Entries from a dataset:
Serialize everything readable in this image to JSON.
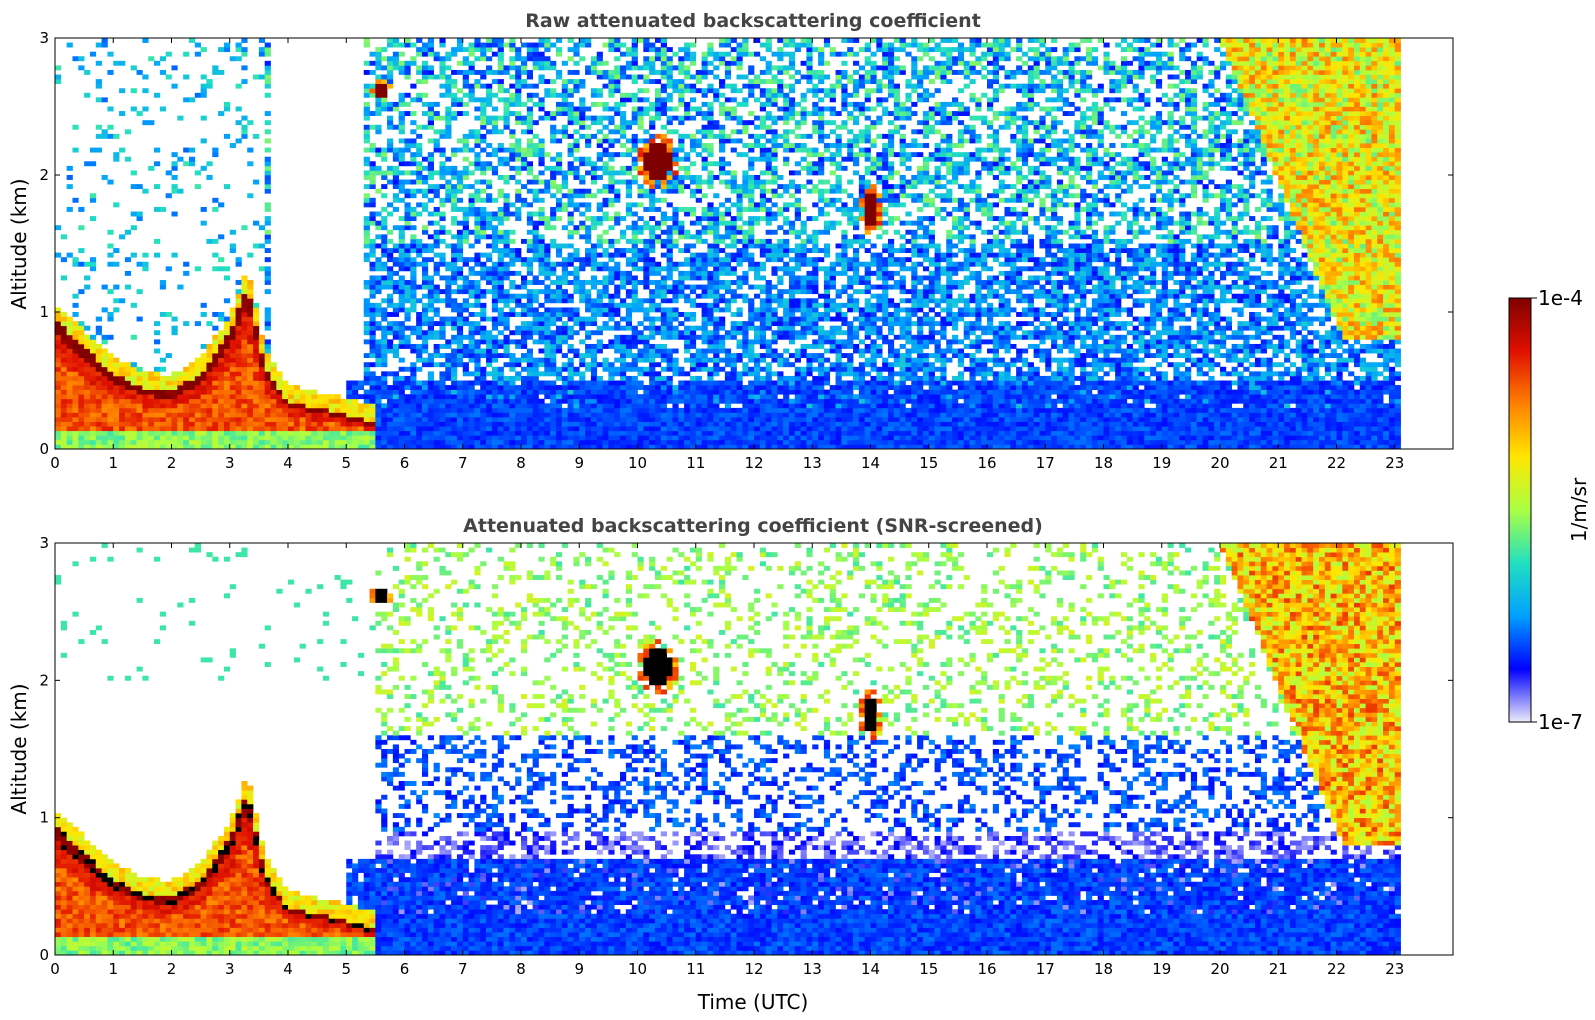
{
  "chart_data": [
    {
      "type": "heatmap",
      "title": "Raw attenuated backscattering coefficient",
      "xlabel": "",
      "ylabel": "Altitude (km)",
      "xlim": [
        0,
        24
      ],
      "ylim": [
        0,
        3
      ],
      "x_ticks": [
        "0",
        "1",
        "2",
        "3",
        "4",
        "5",
        "6",
        "7",
        "8",
        "9",
        "10",
        "11",
        "12",
        "13",
        "14",
        "15",
        "16",
        "17",
        "18",
        "19",
        "20",
        "21",
        "22",
        "23"
      ],
      "y_ticks": [
        "0",
        "1",
        "2",
        "3"
      ],
      "data_end_hour": 23.15,
      "grid": false,
      "features": [
        {
          "feature": "boundary-layer aerosol top",
          "time_hours": [
            0.0,
            0.5,
            1.0,
            1.5,
            2.0,
            2.5,
            3.0,
            3.3,
            3.6,
            4.0,
            4.5,
            5.0,
            5.4
          ],
          "altitude_km": [
            0.95,
            0.75,
            0.55,
            0.45,
            0.42,
            0.55,
            0.85,
            1.2,
            0.6,
            0.35,
            0.3,
            0.25,
            0.2
          ],
          "log10_value": -4.0
        },
        {
          "feature": "cloud",
          "time_hours": [
            5.4,
            5.8
          ],
          "altitude_km": [
            2.55,
            2.7
          ],
          "log10_value": -4.0
        },
        {
          "feature": "cloud",
          "time_hours": [
            10.0,
            10.7
          ],
          "altitude_km": [
            1.9,
            2.3
          ],
          "log10_value": -4.0
        },
        {
          "feature": "cloud",
          "time_hours": [
            13.8,
            14.2
          ],
          "altitude_km": [
            1.55,
            1.95
          ],
          "log10_value": -4.0
        },
        {
          "feature": "cirrus / cloud layer",
          "time_hours": [
            20.0,
            23.15
          ],
          "altitude_km": [
            0.6,
            3.0
          ],
          "log10_value": -5.2
        },
        {
          "feature": "cloud",
          "time_hours": [
            21.0,
            22.8
          ],
          "altitude_km": [
            1.8,
            2.6
          ],
          "log10_value": -4.0
        },
        {
          "feature": "low-level aerosol",
          "time_hours": [
            5.0,
            23.15
          ],
          "altitude_km": [
            0.0,
            0.5
          ],
          "log10_value": -6.5
        }
      ]
    },
    {
      "type": "heatmap",
      "title": "Attenuated backscattering coefficient (SNR-screened)",
      "xlabel": "Time (UTC)",
      "ylabel": "Altitude (km)",
      "xlim": [
        0,
        24
      ],
      "ylim": [
        0,
        3
      ],
      "x_ticks": [
        "0",
        "1",
        "2",
        "3",
        "4",
        "5",
        "6",
        "7",
        "8",
        "9",
        "10",
        "11",
        "12",
        "13",
        "14",
        "15",
        "16",
        "17",
        "18",
        "19",
        "20",
        "21",
        "22",
        "23"
      ],
      "y_ticks": [
        "0",
        "1",
        "2",
        "3"
      ],
      "data_end_hour": 23.15,
      "grid": false,
      "features": [
        {
          "feature": "boundary-layer aerosol top",
          "time_hours": [
            0.0,
            0.5,
            1.0,
            1.5,
            2.0,
            2.5,
            3.0,
            3.3,
            3.6,
            4.0,
            4.5,
            5.0,
            5.4
          ],
          "altitude_km": [
            0.95,
            0.75,
            0.55,
            0.45,
            0.42,
            0.55,
            0.85,
            1.2,
            0.6,
            0.35,
            0.3,
            0.25,
            0.2
          ],
          "log10_value": -4.0
        },
        {
          "feature": "cloud",
          "time_hours": [
            5.4,
            5.8
          ],
          "altitude_km": [
            2.55,
            2.7
          ],
          "log10_value": -3.8
        },
        {
          "feature": "cloud",
          "time_hours": [
            10.0,
            10.7
          ],
          "altitude_km": [
            1.9,
            2.3
          ],
          "log10_value": -3.8
        },
        {
          "feature": "cloud",
          "time_hours": [
            13.8,
            14.2
          ],
          "altitude_km": [
            1.55,
            1.95
          ],
          "log10_value": -3.8
        },
        {
          "feature": "cirrus / cloud layer",
          "time_hours": [
            20.0,
            23.15
          ],
          "altitude_km": [
            0.6,
            3.0
          ],
          "log10_value": -5.0
        },
        {
          "feature": "cloud",
          "time_hours": [
            21.0,
            22.8
          ],
          "altitude_km": [
            1.8,
            2.6
          ],
          "log10_value": -3.8
        },
        {
          "feature": "low-level aerosol",
          "time_hours": [
            5.0,
            23.15
          ],
          "altitude_km": [
            0.0,
            0.7
          ],
          "log10_value": -6.5
        }
      ]
    }
  ],
  "colorbar": {
    "label": "1/m/sr",
    "max_label": "1e-4",
    "min_label": "1e-7",
    "min": 1e-07,
    "max": 0.0001,
    "scale": "log",
    "colormap": [
      "#ecebf8",
      "#0000ff",
      "#00a0ff",
      "#22e0c0",
      "#aaff44",
      "#ffe600",
      "#ff8000",
      "#e01000",
      "#7f0000"
    ]
  }
}
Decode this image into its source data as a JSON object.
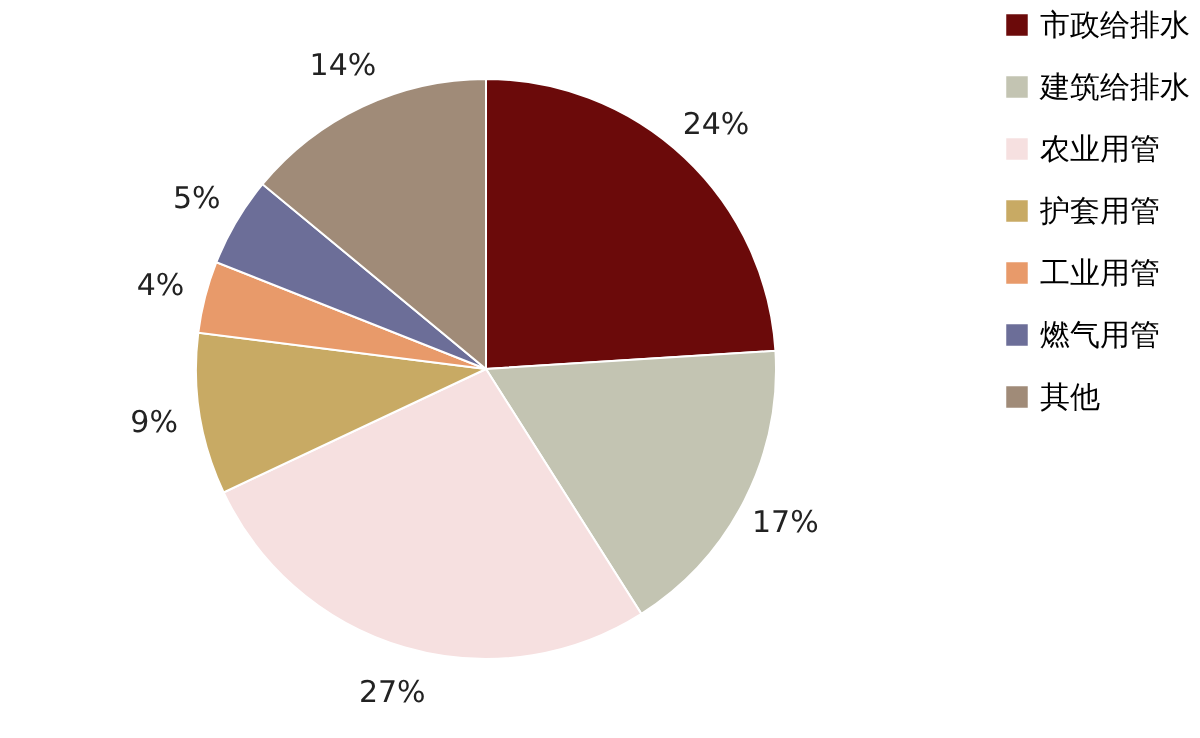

## To be done
Copy out every line from the material above in which the word "image" appears.

## The output
Serialize everything readable in this image to JSON.
Decode this image into its source data as a JSON object.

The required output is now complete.